Data excerpts
--- BEGIN ---

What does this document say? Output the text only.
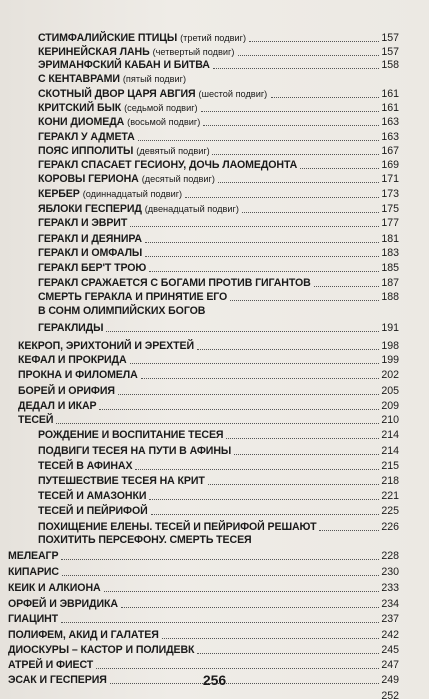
СТИМФАЛИЙСКИЕ ПТИЦЫ (третий подвиг)	157
КЕРИНЕЙСКАЯ ЛАНЬ (четвертый подвиг)	157
ЭРИМАНФСКИЙ КАБАН И БИТВА	158
С КЕНТАВРАМИ (пятый подвиг)
СКОТНЫЙ ДВОР ЦАРЯ АВГИЯ (шестой подвиг)	161
КРИТСКИЙ БЫК (седьмой подвиг)	161
КОНИ ДИОМЕДА (восьмой подвиг)	163
ГЕРАКЛ У АДМЕТА	163
ПОЯС ИППОЛИТЫ (девятый подвиг)	167
ГЕРАКЛ СПАСАЕТ ГЕСИОНУ, ДОЧЬ ЛАОМЕДОНТА	169
КОРОВЫ ГЕРИОНА (десятый подвиг)	171
КЕРБЕР (одиннадцатый подвиг)	173
ЯБЛОКИ ГЕСПЕРИД (двенадцатый подвиг)	175
ГЕРАКЛ И ЭВРИТ	177
ГЕРАКЛ И ДЕЯНИРА	181
ГЕРАКЛ И ОМФАЛЫ	183
ГЕРАКЛ БЕР'Т ТРОЮ	185
ГЕРАКЛ СРАЖАЕТСЯ С БОГАМИ ПРОТИВ ГИГАНТОВ	187
СМЕРТЬ ГЕРАКЛА И ПРИНЯТИЕ ЕГО	188
В СОНМ ОЛИМПИЙСКИХ БОГОВ
ГЕРАКЛИДЫ	191
КЕКРОП, ЭРИХТОНИЙ И ЭРЕХТЕЙ	198
КЕФАЛ И ПРОКРИДА	199
ПРОКНА И ФИЛОМЕЛА	202
БОРЕЙ И ОРИФИЯ	205
ДЕДАЛ И ИКАР	209
ТЕСЕЙ	210
РОЖДЕНИЕ И ВОСПИТАНИЕ ТЕСЕЯ	214
ПОДВИГИ ТЕСЕЯ НА ПУТИ В АФИНЫ	214
ТЕСЕЙ В АФИНАХ	215
ПУТЕШЕСТВИЕ ТЕСЕЯ НА КРИТ	218
ТЕСЕЙ И АМАЗОНКИ	221
ТЕСЕЙ И ПЕЙРИФОЙ	225
ПОХИЩЕНИЕ ЕЛЕНЫ. ТЕСЕЙ И ПЕЙРИФОЙ РЕШАЮТ	226
ПОХИТИТЬ ПЕРСЕФОНУ. СМЕРТЬ ТЕСЕЯ
МЕЛЕАГР	228
КИПАРИС	230
КЕИК И АЛКИОНА	233
ОРФЕЙ И ЭВРИДИКА	234
ГИАЦИНТ	237
ПОЛИФЕМ, АКИД И ГАЛАТЕЯ	242
ДИОСКУРЫ – КАСТОР И ПОЛИДЕВК	245
АТРЕЙ И ФИЕСТ	247
ЭСАК И ГЕСПЕРИЯ	249
252
256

--- END ---

[DIRECTION]:
Go through the listing above and write it all out exactly, leaving out any picture.

[FULL ANSWER]:
What does this document say? Output the text only.
СТИМФАЛИЙСКИЕ ПТИЦЫ (третий подвиг)	157
КЕРИНЕЙСКАЯ ЛАНЬ (четвертый подвиг)	157
ЭРИМАНФСКИЙ КАБАН И БИТВА	158
С КЕНТАВРАМИ (пятый подвиг)
СКОТНЫЙ ДВОР ЦАРЯ АВГИЯ (шестой подвиг)	161
КРИТСКИЙ БЫК (седьмой подвиг)	161
КОНИ ДИОМЕДА (восьмой подвиг)	163
ГЕРАКЛ У АДМЕТА	163
ПОЯС ИППОЛИТЫ (девятый подвиг)	167
ГЕРАКЛ СПАСАЕТ ГЕСИОНУ, ДОЧЬ ЛАОМЕДОНТА	169
КОРОВЫ ГЕРИОНА (десятый подвиг)	171
КЕРБЕР (одиннадцатый подвиг)	173
ЯБЛОКИ ГЕСПЕРИД (двенадцатый подвиг)	175
ГЕРАКЛ И ЭВРИТ	177
ГЕРАКЛ И ДЕЯНИРА	181
ГЕРАКЛ И ОМФАЛЫ	183
ГЕРАКЛ БЕР'Т ТРОЮ	185
ГЕРАКЛ СРАЖАЕТСЯ С БОГАМИ ПРОТИВ ГИГАНТОВ	187
СМЕРТЬ ГЕРАКЛА И ПРИНЯТИЕ ЕГО	188
В СОНМ ОЛИМПИЙСКИХ БОГОВ
ГЕРАКЛИДЫ	191
КЕКРОП, ЭРИХТОНИЙ И ЭРЕХТЕЙ	198
КЕФАЛ И ПРОКРИДА	199
ПРОКНА И ФИЛОМЕЛА	202
БОРЕЙ И ОРИФИЯ	205
ДЕДАЛ И ИКАР	209
ТЕСЕЙ	210
РОЖДЕНИЕ И ВОСПИТАНИЕ ТЕСЕЯ	214
ПОДВИГИ ТЕСЕЯ НА ПУТИ В АФИНЫ	214
ТЕСЕЙ В АФИНАХ	215
ПУТЕШЕСТВИЕ ТЕСЕЯ НА КРИТ	218
ТЕСЕЙ И АМАЗОНКИ	221
ТЕСЕЙ И ПЕЙРИФОЙ	225
ПОХИЩЕНИЕ ЕЛЕНЫ. ТЕСЕЙ И ПЕЙРИФОЙ РЕШАЮТ	226
ПОХИТИТЬ ПЕРСЕФОНУ. СМЕРТЬ ТЕСЕЯ
МЕЛЕАГР	228
КИПАРИС	230
КЕИК И АЛКИОНА	233
ОРФЕЙ И ЭВРИДИКА	234
ГИАЦИНТ	237
ПОЛИФЕМ, АКИД И ГАЛАТЕЯ	242
ДИОСКУРЫ – КАСТОР И ПОЛИДЕВК	245
АТРЕЙ И ФИЕСТ	247
ЭСАК И ГЕСПЕРИЯ	249
252
256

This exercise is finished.